··· Exercise inputs

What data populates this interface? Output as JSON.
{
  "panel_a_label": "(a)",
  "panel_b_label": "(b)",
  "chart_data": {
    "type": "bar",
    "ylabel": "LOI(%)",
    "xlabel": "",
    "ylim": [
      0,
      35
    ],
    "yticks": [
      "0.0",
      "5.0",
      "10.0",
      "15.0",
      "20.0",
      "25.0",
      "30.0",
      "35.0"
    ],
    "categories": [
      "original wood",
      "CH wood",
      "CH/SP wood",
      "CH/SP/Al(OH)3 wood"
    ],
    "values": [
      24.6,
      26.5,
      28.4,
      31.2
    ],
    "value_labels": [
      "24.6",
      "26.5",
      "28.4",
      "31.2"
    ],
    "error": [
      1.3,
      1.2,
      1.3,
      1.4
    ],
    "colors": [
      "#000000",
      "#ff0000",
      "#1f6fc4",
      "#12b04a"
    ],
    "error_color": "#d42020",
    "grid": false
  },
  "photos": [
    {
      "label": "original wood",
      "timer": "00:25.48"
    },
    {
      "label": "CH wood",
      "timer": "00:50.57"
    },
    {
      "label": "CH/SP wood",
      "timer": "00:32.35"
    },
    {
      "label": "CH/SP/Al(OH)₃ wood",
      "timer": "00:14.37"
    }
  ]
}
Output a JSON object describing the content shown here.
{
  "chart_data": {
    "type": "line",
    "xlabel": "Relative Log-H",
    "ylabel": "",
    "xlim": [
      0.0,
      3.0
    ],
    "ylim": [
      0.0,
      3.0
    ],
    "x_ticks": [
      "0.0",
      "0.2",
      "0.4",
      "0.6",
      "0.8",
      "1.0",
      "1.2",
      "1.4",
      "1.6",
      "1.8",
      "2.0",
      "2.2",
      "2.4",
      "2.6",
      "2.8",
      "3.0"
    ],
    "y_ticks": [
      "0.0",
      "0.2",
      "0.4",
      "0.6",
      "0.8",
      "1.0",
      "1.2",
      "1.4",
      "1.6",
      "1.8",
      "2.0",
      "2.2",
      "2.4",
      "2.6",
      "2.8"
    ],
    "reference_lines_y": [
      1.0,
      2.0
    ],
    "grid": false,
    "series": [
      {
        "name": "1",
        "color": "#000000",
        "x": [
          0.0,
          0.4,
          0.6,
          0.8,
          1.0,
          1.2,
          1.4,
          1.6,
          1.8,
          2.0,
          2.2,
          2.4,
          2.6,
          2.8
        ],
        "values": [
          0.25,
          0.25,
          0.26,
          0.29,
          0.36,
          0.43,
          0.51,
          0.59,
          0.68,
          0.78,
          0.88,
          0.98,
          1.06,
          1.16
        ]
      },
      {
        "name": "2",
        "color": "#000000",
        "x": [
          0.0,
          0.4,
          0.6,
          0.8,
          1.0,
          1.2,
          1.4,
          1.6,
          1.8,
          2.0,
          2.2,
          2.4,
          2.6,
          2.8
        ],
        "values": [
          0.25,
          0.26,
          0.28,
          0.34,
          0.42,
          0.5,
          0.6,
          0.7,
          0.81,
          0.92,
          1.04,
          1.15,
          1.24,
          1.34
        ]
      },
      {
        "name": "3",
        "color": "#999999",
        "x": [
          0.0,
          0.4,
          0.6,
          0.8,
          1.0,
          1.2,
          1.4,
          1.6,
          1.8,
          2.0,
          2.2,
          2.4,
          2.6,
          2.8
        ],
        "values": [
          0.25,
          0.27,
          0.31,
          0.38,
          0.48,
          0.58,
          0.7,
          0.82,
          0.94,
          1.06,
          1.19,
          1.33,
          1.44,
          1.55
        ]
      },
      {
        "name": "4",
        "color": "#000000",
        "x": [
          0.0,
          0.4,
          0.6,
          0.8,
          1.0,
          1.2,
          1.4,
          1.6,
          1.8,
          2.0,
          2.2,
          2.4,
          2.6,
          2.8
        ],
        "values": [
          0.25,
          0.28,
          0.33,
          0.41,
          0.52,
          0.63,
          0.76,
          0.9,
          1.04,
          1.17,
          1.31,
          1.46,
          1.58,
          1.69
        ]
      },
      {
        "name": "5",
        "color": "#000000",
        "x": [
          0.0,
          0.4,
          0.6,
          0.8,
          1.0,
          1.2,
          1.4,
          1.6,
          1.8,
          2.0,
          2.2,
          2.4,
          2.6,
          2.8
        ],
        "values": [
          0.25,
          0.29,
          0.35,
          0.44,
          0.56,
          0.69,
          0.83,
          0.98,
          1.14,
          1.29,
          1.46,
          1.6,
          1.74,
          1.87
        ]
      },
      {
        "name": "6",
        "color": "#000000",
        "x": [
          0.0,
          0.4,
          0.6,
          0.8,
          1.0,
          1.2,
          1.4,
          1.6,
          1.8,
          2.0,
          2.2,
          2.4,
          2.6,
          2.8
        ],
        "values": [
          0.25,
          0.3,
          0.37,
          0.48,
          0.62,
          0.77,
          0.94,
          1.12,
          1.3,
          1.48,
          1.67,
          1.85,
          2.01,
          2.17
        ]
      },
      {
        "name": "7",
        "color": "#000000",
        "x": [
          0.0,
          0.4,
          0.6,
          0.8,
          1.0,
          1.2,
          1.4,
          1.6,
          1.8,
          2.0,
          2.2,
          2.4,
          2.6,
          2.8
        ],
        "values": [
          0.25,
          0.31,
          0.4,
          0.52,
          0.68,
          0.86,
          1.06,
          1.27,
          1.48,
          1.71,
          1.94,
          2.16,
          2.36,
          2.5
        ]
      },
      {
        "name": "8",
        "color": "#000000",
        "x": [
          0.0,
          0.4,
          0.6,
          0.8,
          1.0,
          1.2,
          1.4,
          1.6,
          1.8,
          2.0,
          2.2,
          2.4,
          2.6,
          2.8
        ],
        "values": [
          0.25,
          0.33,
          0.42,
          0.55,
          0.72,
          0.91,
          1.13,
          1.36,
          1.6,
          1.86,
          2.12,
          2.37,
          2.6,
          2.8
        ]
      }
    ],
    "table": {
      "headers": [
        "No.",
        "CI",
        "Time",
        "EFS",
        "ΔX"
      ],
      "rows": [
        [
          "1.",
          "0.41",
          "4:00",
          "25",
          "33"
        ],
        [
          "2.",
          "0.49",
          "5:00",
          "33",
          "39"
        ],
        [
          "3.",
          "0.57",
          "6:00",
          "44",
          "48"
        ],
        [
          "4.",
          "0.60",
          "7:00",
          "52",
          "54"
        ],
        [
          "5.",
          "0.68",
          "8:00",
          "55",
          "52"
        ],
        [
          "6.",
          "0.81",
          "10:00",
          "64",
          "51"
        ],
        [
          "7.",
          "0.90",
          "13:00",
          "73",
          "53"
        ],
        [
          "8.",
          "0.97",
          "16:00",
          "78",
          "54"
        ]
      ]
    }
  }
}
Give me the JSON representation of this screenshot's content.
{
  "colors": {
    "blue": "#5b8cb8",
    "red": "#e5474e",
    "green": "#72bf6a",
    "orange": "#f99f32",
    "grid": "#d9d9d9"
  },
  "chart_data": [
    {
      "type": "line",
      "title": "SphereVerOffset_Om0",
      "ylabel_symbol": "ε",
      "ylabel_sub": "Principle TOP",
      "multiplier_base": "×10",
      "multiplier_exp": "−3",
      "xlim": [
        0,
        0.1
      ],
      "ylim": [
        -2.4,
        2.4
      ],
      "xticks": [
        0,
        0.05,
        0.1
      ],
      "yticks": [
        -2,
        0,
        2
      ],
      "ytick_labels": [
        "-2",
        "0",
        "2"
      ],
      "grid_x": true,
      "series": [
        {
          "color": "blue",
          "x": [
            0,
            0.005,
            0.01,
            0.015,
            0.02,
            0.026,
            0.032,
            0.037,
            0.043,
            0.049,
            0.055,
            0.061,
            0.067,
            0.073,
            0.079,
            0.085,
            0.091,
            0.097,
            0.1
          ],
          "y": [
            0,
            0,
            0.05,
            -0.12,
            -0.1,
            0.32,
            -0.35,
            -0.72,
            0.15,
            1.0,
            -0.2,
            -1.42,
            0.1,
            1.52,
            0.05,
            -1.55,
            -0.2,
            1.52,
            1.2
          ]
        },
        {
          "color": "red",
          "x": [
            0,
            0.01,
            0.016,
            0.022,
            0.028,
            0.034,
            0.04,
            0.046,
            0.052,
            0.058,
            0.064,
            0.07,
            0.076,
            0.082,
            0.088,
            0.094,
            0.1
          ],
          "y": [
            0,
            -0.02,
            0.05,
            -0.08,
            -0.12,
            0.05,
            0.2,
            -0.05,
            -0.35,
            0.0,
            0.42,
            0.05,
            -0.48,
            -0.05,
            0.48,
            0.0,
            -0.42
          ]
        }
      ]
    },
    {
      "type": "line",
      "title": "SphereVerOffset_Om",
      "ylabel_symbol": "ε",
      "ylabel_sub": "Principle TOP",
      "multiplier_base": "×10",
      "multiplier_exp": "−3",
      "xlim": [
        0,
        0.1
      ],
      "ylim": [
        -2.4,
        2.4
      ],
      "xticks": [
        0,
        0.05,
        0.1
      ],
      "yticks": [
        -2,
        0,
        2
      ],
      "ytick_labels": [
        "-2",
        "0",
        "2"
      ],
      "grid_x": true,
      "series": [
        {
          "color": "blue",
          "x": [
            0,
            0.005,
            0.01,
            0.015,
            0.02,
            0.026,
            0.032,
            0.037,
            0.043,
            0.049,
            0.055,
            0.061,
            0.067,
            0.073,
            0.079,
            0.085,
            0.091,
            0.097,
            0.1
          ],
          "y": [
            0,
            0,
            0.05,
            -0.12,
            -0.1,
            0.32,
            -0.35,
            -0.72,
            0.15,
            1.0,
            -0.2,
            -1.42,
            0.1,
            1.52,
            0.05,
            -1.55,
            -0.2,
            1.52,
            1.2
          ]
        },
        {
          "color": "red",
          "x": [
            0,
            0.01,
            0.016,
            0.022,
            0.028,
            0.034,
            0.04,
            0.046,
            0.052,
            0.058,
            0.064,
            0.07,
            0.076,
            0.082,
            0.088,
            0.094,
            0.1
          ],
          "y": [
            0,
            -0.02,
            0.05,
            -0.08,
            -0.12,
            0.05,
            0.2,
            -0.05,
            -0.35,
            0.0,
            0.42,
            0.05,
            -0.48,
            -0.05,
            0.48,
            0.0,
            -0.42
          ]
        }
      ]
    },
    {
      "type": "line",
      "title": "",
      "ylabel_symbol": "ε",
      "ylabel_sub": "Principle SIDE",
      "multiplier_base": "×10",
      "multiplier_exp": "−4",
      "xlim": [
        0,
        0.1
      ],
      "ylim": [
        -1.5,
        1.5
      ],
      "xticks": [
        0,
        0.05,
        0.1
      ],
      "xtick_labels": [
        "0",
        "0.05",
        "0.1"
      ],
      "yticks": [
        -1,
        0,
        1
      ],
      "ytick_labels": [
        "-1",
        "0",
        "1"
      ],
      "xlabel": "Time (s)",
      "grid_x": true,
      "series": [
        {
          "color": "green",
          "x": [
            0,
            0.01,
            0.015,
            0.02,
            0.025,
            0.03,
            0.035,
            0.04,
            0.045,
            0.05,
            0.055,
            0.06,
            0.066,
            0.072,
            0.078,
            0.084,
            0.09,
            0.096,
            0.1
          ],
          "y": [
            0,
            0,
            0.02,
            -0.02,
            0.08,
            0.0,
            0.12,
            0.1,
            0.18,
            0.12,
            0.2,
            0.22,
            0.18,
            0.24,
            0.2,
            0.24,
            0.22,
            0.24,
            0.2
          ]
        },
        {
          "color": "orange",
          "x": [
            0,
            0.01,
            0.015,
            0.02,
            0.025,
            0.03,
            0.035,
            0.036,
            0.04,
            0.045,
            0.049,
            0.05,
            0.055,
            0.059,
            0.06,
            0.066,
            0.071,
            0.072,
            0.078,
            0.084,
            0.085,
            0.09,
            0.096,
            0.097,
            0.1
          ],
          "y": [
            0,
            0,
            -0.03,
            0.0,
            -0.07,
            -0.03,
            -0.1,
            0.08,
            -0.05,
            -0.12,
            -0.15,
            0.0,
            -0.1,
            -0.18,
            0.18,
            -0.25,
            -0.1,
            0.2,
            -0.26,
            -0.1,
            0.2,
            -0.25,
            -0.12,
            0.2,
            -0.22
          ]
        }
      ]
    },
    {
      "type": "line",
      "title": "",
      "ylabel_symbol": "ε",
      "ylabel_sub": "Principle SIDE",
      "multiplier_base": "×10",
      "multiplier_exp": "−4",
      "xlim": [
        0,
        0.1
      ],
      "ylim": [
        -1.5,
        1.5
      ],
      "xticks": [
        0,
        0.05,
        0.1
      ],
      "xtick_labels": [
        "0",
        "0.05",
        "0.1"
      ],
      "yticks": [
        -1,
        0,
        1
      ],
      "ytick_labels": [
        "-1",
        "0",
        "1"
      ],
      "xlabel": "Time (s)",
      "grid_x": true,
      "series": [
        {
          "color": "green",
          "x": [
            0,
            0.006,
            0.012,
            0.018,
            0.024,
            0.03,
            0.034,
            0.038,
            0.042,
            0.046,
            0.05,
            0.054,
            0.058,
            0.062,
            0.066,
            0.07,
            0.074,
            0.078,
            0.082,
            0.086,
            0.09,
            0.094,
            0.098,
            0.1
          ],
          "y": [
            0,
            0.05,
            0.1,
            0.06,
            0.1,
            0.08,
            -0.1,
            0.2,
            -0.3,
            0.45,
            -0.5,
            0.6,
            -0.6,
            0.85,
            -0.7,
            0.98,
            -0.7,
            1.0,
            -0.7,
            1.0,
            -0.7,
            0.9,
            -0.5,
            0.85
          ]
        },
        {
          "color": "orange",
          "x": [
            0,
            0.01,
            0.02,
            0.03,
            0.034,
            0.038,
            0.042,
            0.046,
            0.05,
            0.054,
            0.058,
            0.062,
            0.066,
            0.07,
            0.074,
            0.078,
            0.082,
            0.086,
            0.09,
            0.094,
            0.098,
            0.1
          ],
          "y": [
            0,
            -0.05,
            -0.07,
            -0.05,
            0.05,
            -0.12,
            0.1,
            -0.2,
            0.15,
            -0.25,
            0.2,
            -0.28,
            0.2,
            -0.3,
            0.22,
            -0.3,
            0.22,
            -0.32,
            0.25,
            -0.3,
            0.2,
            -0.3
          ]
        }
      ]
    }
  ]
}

······

> [Description of the task] Look through the entries above and report the number of lines that contain "name". Write only the number.

> [The response] 8